Write the data out again, character for character, with no images.
==== SOURCE MATERIAL ====
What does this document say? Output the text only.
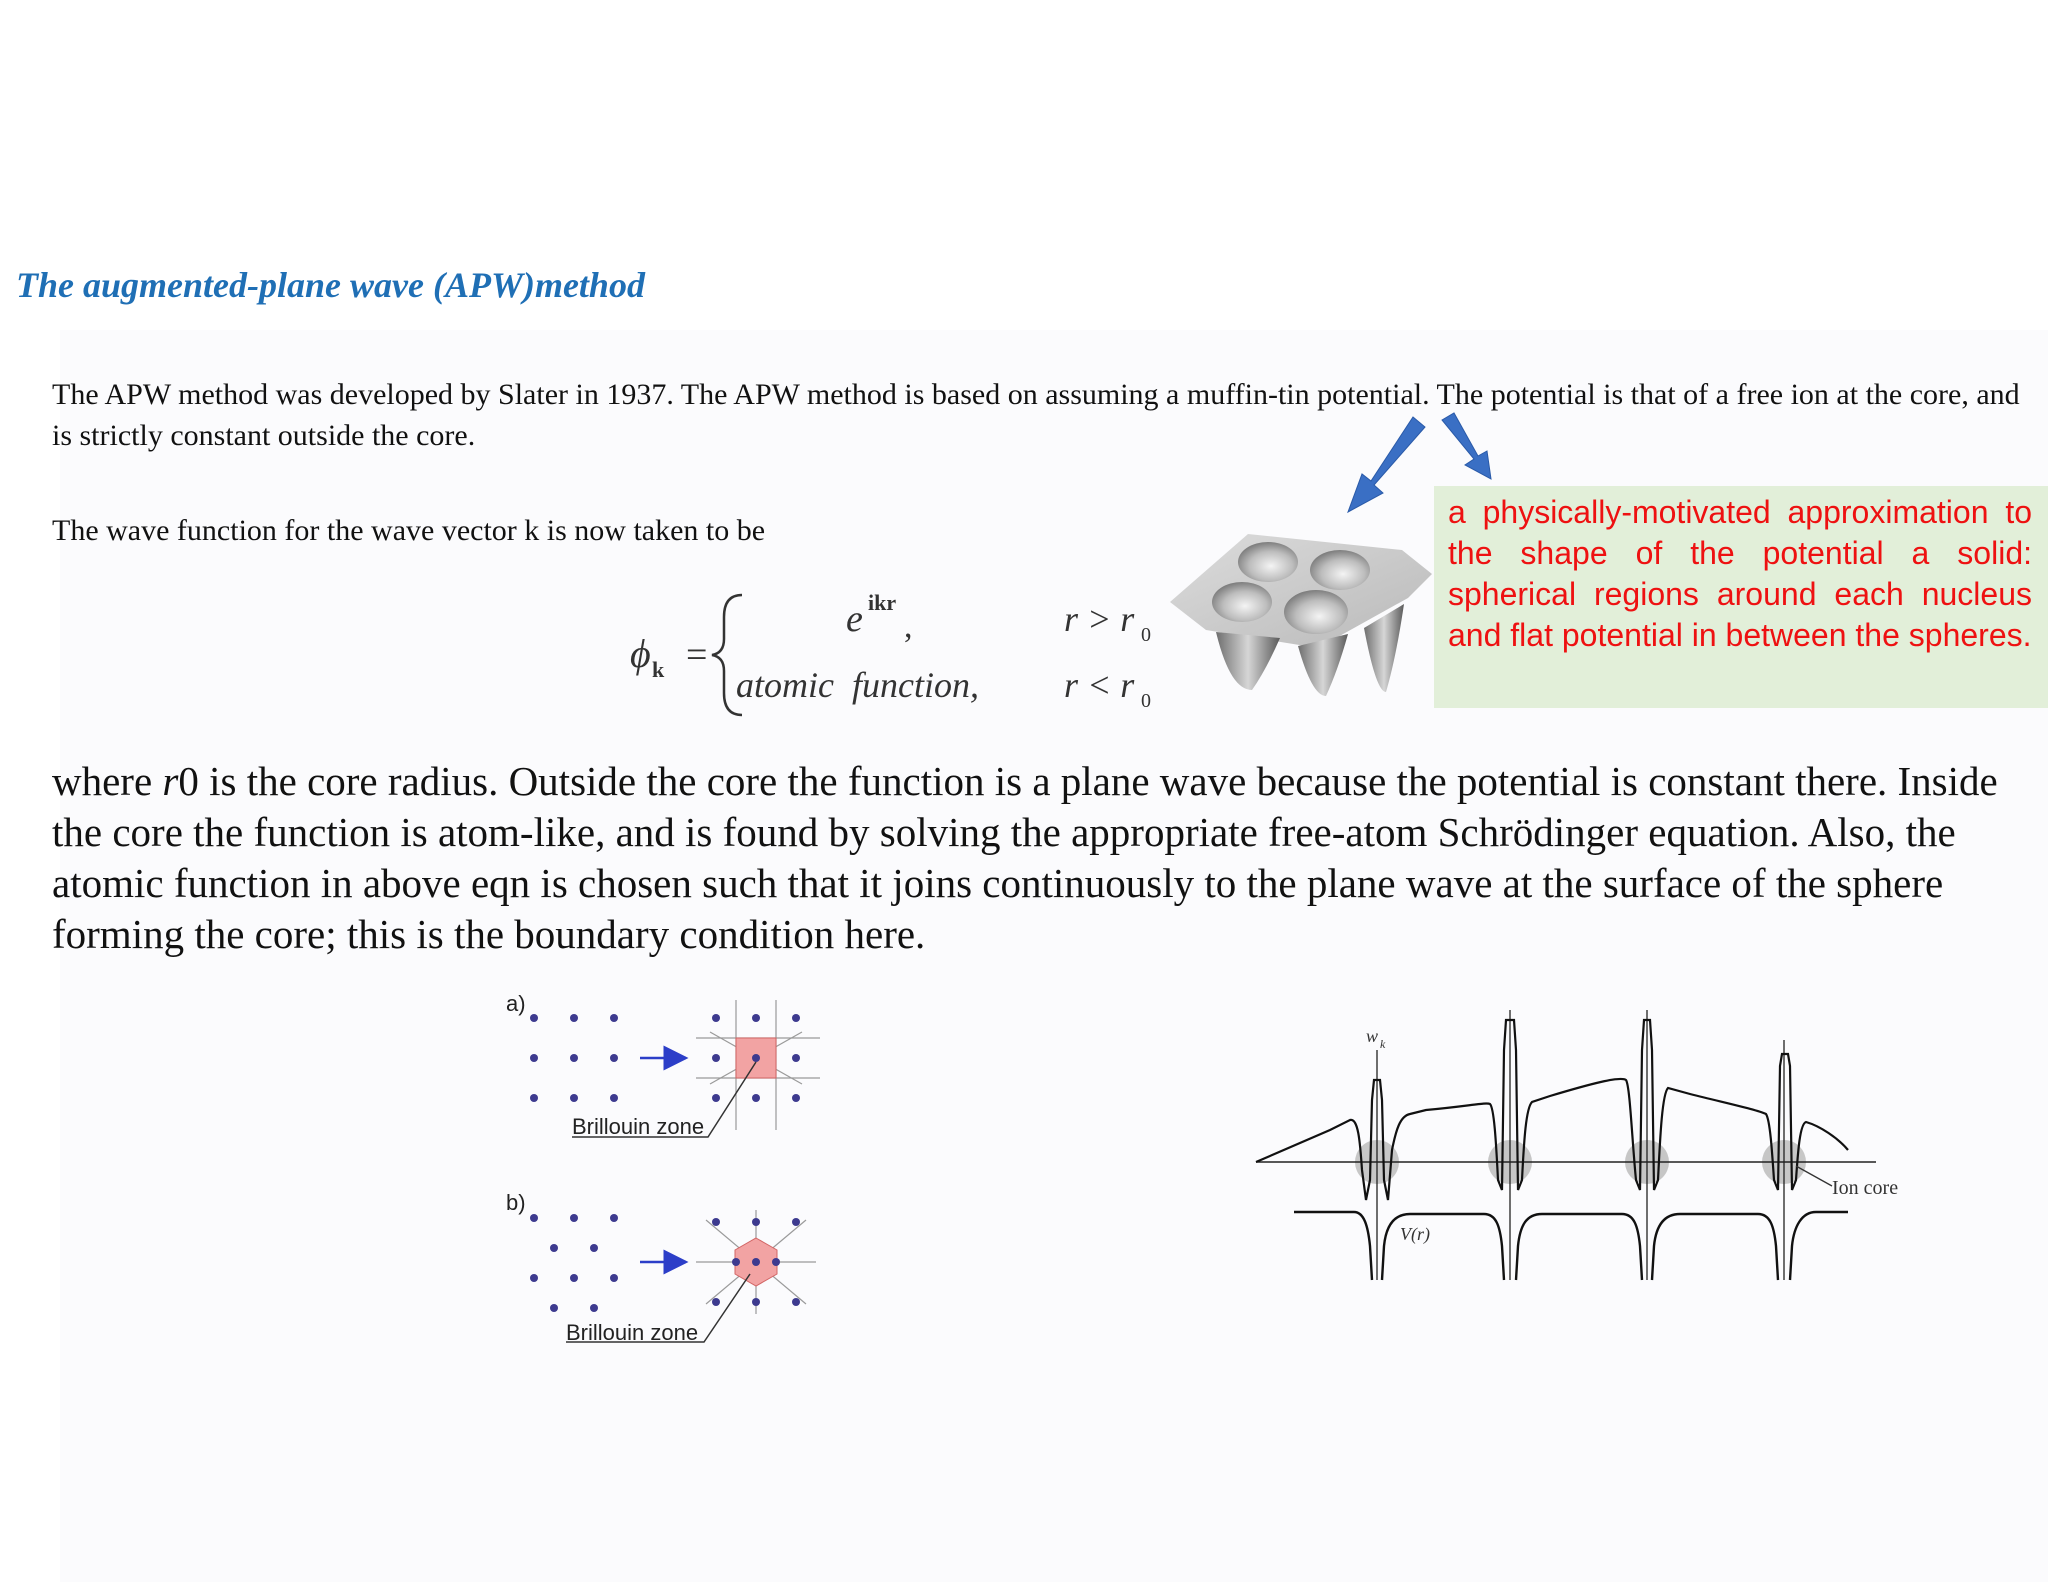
The augmented-plane wave (APW)method

The APW method was developed by Slater in 1937. The APW method is based on assuming a muffin-tin potential. The potential is that of a free ion at the core, and is strictly constant outside the core.

The wave function for the wave vector k is now taken to be
ϕ k =
e ikr
,	r > r 0
atomic  function, r < r 0

a physically-motivated approximation to the shape of the potential a solid: spherical regions around each nucleus and flat potential in between the spheres.

where r0 is the core radius. Outside the core the function is a plane wave because the potential is constant there. Inside the core the function is atom-like, and is found by solving the appropriate free-atom Schrödinger equation. Also, the atomic function in above eqn is chosen such that it joins continuously to the plane wave at the surface of the sphere forming the core; this is the boundary condition here.

a)
Brillouin zone
b)
Brillouin zone
w k
V(r)
Ion core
====
▶ _SOLUTION BELOW_:
What does this document say? Output the text only.
The augmented-plane wave (APW)method

The APW method was developed by Slater in 1937. The APW method is based on assuming a muffin-tin potential. The potential is that of a free ion at the core, and is strictly constant outside the core.

The wave function for the wave vector k is now taken to be
ϕ k =
e ikr
,	r > r 0
atomic  function, r < r 0

a physically-motivated approximation to the shape of the potential a solid: spherical regions around each nucleus and flat potential in between the spheres.

where r0 is the core radius. Outside the core the function is a plane wave because the potential is constant there. Inside the core the function is atom-like, and is found by solving the appropriate free-atom Schrödinger equation. Also, the atomic function in above eqn is chosen such that it joins continuously to the plane wave at the surface of the sphere forming the core; this is the boundary condition here.

a)
Brillouin zone
b)
Brillouin zone
w k
V(r)
Ion core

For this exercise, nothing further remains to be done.